*EXERCISE TASK*.
Every line must be returned precisely as it is written.

*DATA FOR PROCESSING*.
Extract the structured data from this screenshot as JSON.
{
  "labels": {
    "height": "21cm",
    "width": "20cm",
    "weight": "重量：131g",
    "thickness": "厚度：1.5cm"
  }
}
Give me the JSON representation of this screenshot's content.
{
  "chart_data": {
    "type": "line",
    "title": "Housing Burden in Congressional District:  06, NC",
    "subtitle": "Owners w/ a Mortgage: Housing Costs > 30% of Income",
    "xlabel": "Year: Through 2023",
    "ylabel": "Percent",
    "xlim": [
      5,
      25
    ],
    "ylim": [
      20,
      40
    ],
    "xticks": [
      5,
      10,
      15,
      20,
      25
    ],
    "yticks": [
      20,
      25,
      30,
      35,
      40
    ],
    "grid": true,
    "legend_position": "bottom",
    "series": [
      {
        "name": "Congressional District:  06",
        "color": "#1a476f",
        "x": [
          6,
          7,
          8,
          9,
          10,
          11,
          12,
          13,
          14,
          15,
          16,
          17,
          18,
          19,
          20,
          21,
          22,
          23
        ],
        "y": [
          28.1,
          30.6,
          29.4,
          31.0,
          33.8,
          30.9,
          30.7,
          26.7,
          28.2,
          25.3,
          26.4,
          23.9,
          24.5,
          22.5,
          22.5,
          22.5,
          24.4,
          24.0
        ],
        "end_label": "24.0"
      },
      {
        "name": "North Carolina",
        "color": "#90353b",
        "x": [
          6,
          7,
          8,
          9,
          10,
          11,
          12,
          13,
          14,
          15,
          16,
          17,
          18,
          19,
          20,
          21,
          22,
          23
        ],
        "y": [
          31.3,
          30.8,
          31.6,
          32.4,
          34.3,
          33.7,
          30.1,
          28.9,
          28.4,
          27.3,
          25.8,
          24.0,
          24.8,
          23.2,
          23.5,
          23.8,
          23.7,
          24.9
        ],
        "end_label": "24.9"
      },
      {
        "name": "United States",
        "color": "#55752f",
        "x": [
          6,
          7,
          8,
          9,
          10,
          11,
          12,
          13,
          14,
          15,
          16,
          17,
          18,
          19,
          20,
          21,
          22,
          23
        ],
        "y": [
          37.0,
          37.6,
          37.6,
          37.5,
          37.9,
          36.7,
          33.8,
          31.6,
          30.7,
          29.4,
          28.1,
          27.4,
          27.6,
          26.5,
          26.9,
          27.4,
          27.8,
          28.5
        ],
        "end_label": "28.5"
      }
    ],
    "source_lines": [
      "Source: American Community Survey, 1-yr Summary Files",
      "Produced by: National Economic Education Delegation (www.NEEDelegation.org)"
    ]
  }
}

*RESPONSE BELOW*.
Extract the structured data from this screenshot as JSON.
{
  "labels": {
    "height": "21cm",
    "width": "20cm",
    "weight": "重量：131g",
    "thickness": "厚度：1.5cm"
  }
}
Give me the JSON representation of this screenshot's content.
{
  "chart_data": {
    "type": "line",
    "title": "Housing Burden in Congressional District:  06, NC",
    "subtitle": "Owners w/ a Mortgage: Housing Costs > 30% of Income",
    "xlabel": "Year: Through 2023",
    "ylabel": "Percent",
    "xlim": [
      5,
      25
    ],
    "ylim": [
      20,
      40
    ],
    "xticks": [
      5,
      10,
      15,
      20,
      25
    ],
    "yticks": [
      20,
      25,
      30,
      35,
      40
    ],
    "grid": true,
    "legend_position": "bottom",
    "series": [
      {
        "name": "Congressional District:  06",
        "color": "#1a476f",
        "x": [
          6,
          7,
          8,
          9,
          10,
          11,
          12,
          13,
          14,
          15,
          16,
          17,
          18,
          19,
          20,
          21,
          22,
          23
        ],
        "y": [
          28.1,
          30.6,
          29.4,
          31.0,
          33.8,
          30.9,
          30.7,
          26.7,
          28.2,
          25.3,
          26.4,
          23.9,
          24.5,
          22.5,
          22.5,
          22.5,
          24.4,
          24.0
        ],
        "end_label": "24.0"
      },
      {
        "name": "North Carolina",
        "color": "#90353b",
        "x": [
          6,
          7,
          8,
          9,
          10,
          11,
          12,
          13,
          14,
          15,
          16,
          17,
          18,
          19,
          20,
          21,
          22,
          23
        ],
        "y": [
          31.3,
          30.8,
          31.6,
          32.4,
          34.3,
          33.7,
          30.1,
          28.9,
          28.4,
          27.3,
          25.8,
          24.0,
          24.8,
          23.2,
          23.5,
          23.8,
          23.7,
          24.9
        ],
        "end_label": "24.9"
      },
      {
        "name": "United States",
        "color": "#55752f",
        "x": [
          6,
          7,
          8,
          9,
          10,
          11,
          12,
          13,
          14,
          15,
          16,
          17,
          18,
          19,
          20,
          21,
          22,
          23
        ],
        "y": [
          37.0,
          37.6,
          37.6,
          37.5,
          37.9,
          36.7,
          33.8,
          31.6,
          30.7,
          29.4,
          28.1,
          27.4,
          27.6,
          26.5,
          26.9,
          27.4,
          27.8,
          28.5
        ],
        "end_label": "28.5"
      }
    ],
    "source_lines": [
      "Source: American Community Survey, 1-yr Summary Files",
      "Produced by: National Economic Education Delegation (www.NEEDelegation.org)"
    ]
  }
}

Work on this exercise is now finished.